Description of the task:
Omit all images. Transcribe the rest of the material below exactly.

-- BEGIN Provided records --

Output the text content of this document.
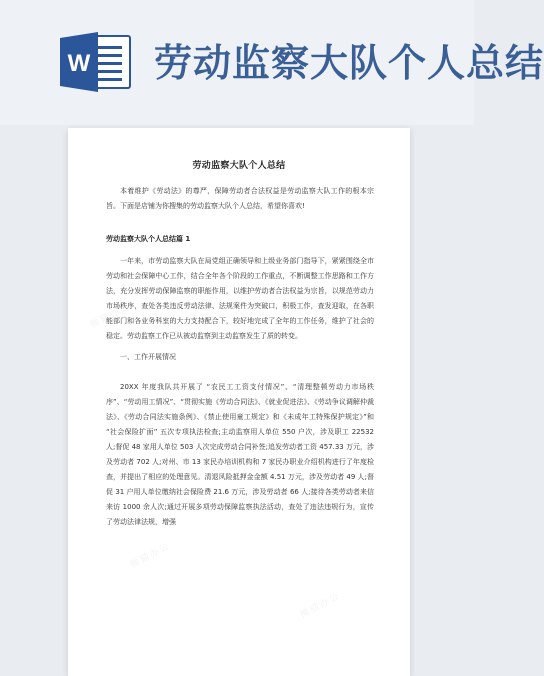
W 劳动监察大队个人总结
熊猫办公
熊猫办公
熊猫办公
熊猫办公
劳动监察大队个人总结
本着维护《劳动法》的尊严，保障劳动者合法权益是劳动监察大队工作的根本宗旨。下面是店铺为你搜集的劳动监察大队个人总结，希望你喜欢!
劳动监察大队个人总结篇 1
一年来，市劳动监察大队在局党组正确领导和上级业务部门指导下，紧紧围绕全市劳动和社会保障中心工作，结合全年各个阶段的工作重点，不断调整工作思路和工作方法，充分发挥劳动保障监察的职能作用，以维护劳动者合法权益为宗旨，以规范劳动力市场秩序，查处各类违反劳动法律、法规案件为突破口，积极工作，查发迎取，在各职能部门和各业务科室的大力支持配合下，较好地完成了全年的工作任务，维护了社会的稳定。劳动监察工作已从被动监察到主动监察发生了质的转变。
一、工作开展情况
20XX 年度我队共开展了 “农民工工资支付情况”、“清理整顿劳动力市场秩序”、“劳动用工情况”、“贯彻实施《劳动合同法》、《就业促进法》、《劳动争议调解仲裁法》、《劳动合同法实施条例》、《禁止使用童工规定》和《未成年工特殊保护规定》”和 “社会保险扩面” 五次专项执法检查;主动监察用人单位 550 户次，涉及职工 22532 人;督促 48 家用人单位 503 人次完成劳动合同补签;追发劳动者工资 457.33 万元，涉及劳动者 702 人;对州、市 13 家民办培训机构和 7 家民办职业介绍机构进行了年度检查，并提出了相应的处理意见。清退风险抵押金金额 4.51 万元，涉及劳动者 49 人;督促 31 户用人单位缴纳社会保险费 21.6 万元，涉及劳动者 66 人;接待各类劳动者来信来访 1000 余人次;通过开展多项劳动保障监察执法活动，查处了违法违规行为，宣传了劳动法律法规，增强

-- END Provided records --

Task output:
Output the text content of this document.
W 劳动监察大队个人总结
熊猫办公
熊猫办公
熊猫办公
熊猫办公
劳动监察大队个人总结
本着维护《劳动法》的尊严，保障劳动者合法权益是劳动监察大队工作的根本宗旨。下面是店铺为你搜集的劳动监察大队个人总结，希望你喜欢!
劳动监察大队个人总结篇 1
一年来，市劳动监察大队在局党组正确领导和上级业务部门指导下，紧紧围绕全市劳动和社会保障中心工作，结合全年各个阶段的工作重点，不断调整工作思路和工作方法，充分发挥劳动保障监察的职能作用，以维护劳动者合法权益为宗旨，以规范劳动力市场秩序，查处各类违反劳动法律、法规案件为突破口，积极工作，查发迎取，在各职能部门和各业务科室的大力支持配合下，较好地完成了全年的工作任务，维护了社会的稳定。劳动监察工作已从被动监察到主动监察发生了质的转变。
一、工作开展情况
20XX 年度我队共开展了 “农民工工资支付情况”、“清理整顿劳动力市场秩序”、“劳动用工情况”、“贯彻实施《劳动合同法》、《就业促进法》、《劳动争议调解仲裁法》、《劳动合同法实施条例》、《禁止使用童工规定》和《未成年工特殊保护规定》”和 “社会保险扩面” 五次专项执法检查;主动监察用人单位 550 户次，涉及职工 22532 人;督促 48 家用人单位 503 人次完成劳动合同补签;追发劳动者工资 457.33 万元，涉及劳动者 702 人;对州、市 13 家民办培训机构和 7 家民办职业介绍机构进行了年度检查，并提出了相应的处理意见。清退风险抵押金金额 4.51 万元，涉及劳动者 49 人;督促 31 户用人单位缴纳社会保险费 21.6 万元，涉及劳动者 66 人;接待各类劳动者来信来访 1000 余人次;通过开展多项劳动保障监察执法活动，查处了违法违规行为，宣传了劳动法律法规，增强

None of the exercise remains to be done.